** START **
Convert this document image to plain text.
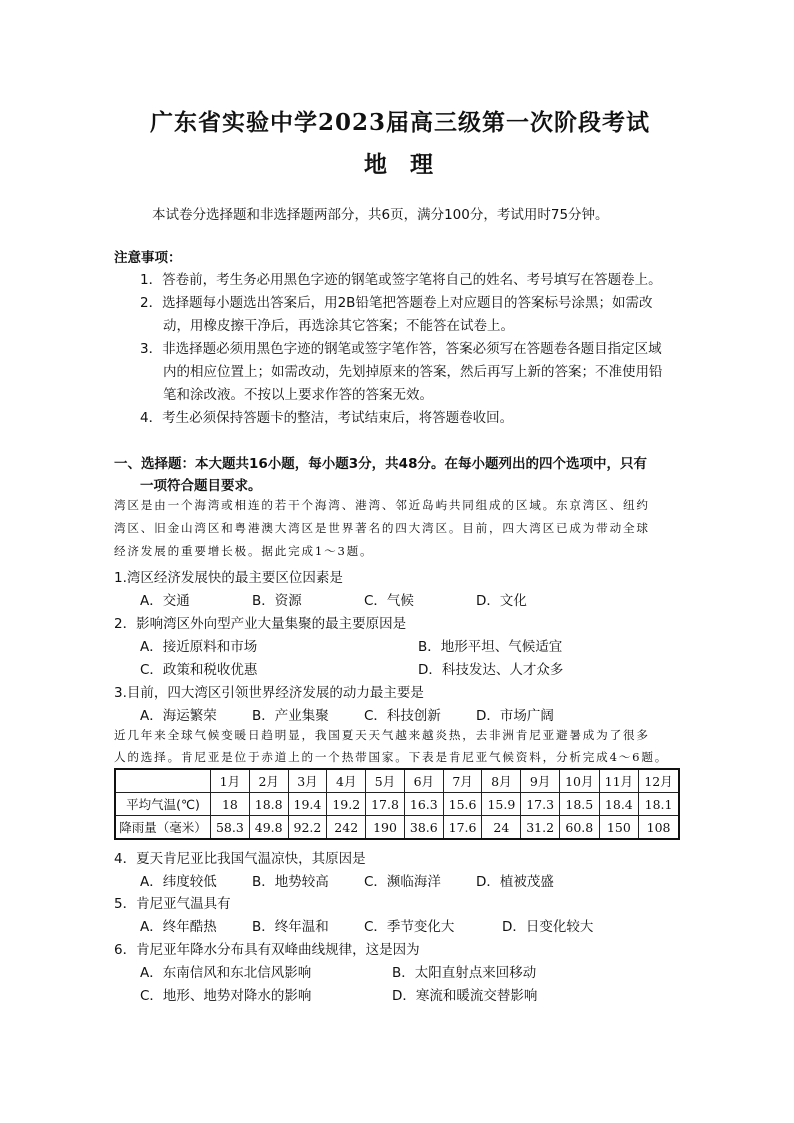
广东省实验中学2023届高三级第一次阶段考试
地　理
本试卷分选择题和非选择题两部分，共6页，满分100分，考试用时75分钟。
注意事项：
1．答卷前，考生务必用黑色字迹的钢笔或签字笔将自己的姓名、考号填写在答题卷上。
2．选择题每小题选出答案后，用2B铅笔把答题卷上对应题目的答案标号涂黑；如需改
动，用橡皮擦干净后，再选涂其它答案；不能答在试卷上。
3．非选择题必须用黑色字迹的钢笔或签字笔作答，答案必须写在答题卷各题目指定区域
内的相应位置上；如需改动，先划掉原来的答案，然后再写上新的答案；不准使用铅
笔和涂改液。不按以上要求作答的答案无效。
4．考生必须保持答题卡的整洁，考试结束后，将答题卷收回。
一、选择题：本大题共16小题，每小题3分，共48分。在每小题列出的四个选项中，只有
一项符合题目要求。
湾区是由一个海湾或相连的若干个海湾、港湾、邻近岛屿共同组成的区域。东京湾区、纽约
湾区、旧金山湾区和粤港澳大湾区是世界著名的四大湾区。目前，四大湾区已成为带动全球
经济发展的重要增长极。据此完成1～3题。
1.湾区经济发展快的最主要区位因素是
A．交通	B．资源	C．气候	D．文化
2．影响湾区外向型产业大量集聚的最主要原因是
A．接近原料和市场	B．地形平坦、气候适宜
C．政策和税收优惠	D．科技发达、人才众多
3.目前，四大湾区引领世界经济发展的动力最主要是
A．海运繁荣	B．产业集聚	C．科技创新	D．市场广阔
近几年来全球气候变暖日趋明显，我国夏天天气越来越炎热，去非洲肯尼亚避暑成为了很多
人的选择。肯尼亚是位于赤道上的一个热带国家。下表是肯尼亚气候资料，分析完成4～6题。
	1月	2月	3月	4月	5月	6月	7月	8月	9月	10月	11月	12月
平均气温(℃)	18	18.8	19.4	19.2	17.8	16.3	15.6	15.9	17.3	18.5	18.4	18.1
降雨量（毫米）	58.3	49.8	92.2	242	190	38.6	17.6	24	31.2	60.8	150	108
4．夏天肯尼亚比我国气温凉快，其原因是
A．纬度较低	B．地势较高	C．濒临海洋	D．植被茂盛
5．肯尼亚气温具有
A．终年酷热	B．终年温和	C．季节变化大	D．日变化较大
6．肯尼亚年降水分布具有双峰曲线规律，这是因为
A．东南信风和东北信风影响	B．太阳直射点来回移动
C．地形、地势对降水的影响	D．寒流和暖流交替影响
** END **
GIVEN PROBLEM: What is needed is an exact reproduction of the data, pictures excluded.

OUTPUT FOR THIS EXERCISE:
Convert this document image to plain text.
广东省实验中学2023届高三级第一次阶段考试
地　理
本试卷分选择题和非选择题两部分，共6页，满分100分，考试用时75分钟。
注意事项：
1．答卷前，考生务必用黑色字迹的钢笔或签字笔将自己的姓名、考号填写在答题卷上。
2．选择题每小题选出答案后，用2B铅笔把答题卷上对应题目的答案标号涂黑；如需改
动，用橡皮擦干净后，再选涂其它答案；不能答在试卷上。
3．非选择题必须用黑色字迹的钢笔或签字笔作答，答案必须写在答题卷各题目指定区域
内的相应位置上；如需改动，先划掉原来的答案，然后再写上新的答案；不准使用铅
笔和涂改液。不按以上要求作答的答案无效。
4．考生必须保持答题卡的整洁，考试结束后，将答题卷收回。
一、选择题：本大题共16小题，每小题3分，共48分。在每小题列出的四个选项中，只有
一项符合题目要求。
湾区是由一个海湾或相连的若干个海湾、港湾、邻近岛屿共同组成的区域。东京湾区、纽约
湾区、旧金山湾区和粤港澳大湾区是世界著名的四大湾区。目前，四大湾区已成为带动全球
经济发展的重要增长极。据此完成1～3题。
1.湾区经济发展快的最主要区位因素是
A．交通	B．资源	C．气候	D．文化
2．影响湾区外向型产业大量集聚的最主要原因是
A．接近原料和市场	B．地形平坦、气候适宜
C．政策和税收优惠	D．科技发达、人才众多
3.目前，四大湾区引领世界经济发展的动力最主要是
A．海运繁荣	B．产业集聚	C．科技创新	D．市场广阔
近几年来全球气候变暖日趋明显，我国夏天天气越来越炎热，去非洲肯尼亚避暑成为了很多
人的选择。肯尼亚是位于赤道上的一个热带国家。下表是肯尼亚气候资料，分析完成4～6题。
	1月	2月	3月	4月	5月	6月	7月	8月	9月	10月	11月	12月
平均气温(℃)	18	18.8	19.4	19.2	17.8	16.3	15.6	15.9	17.3	18.5	18.4	18.1
降雨量（毫米）	58.3	49.8	92.2	242	190	38.6	17.6	24	31.2	60.8	150	108
4．夏天肯尼亚比我国气温凉快，其原因是
A．纬度较低	B．地势较高	C．濒临海洋	D．植被茂盛
5．肯尼亚气温具有
A．终年酷热	B．终年温和	C．季节变化大	D．日变化较大
6．肯尼亚年降水分布具有双峰曲线规律，这是因为
A．东南信风和东北信风影响	B．太阳直射点来回移动
C．地形、地势对降水的影响	D．寒流和暖流交替影响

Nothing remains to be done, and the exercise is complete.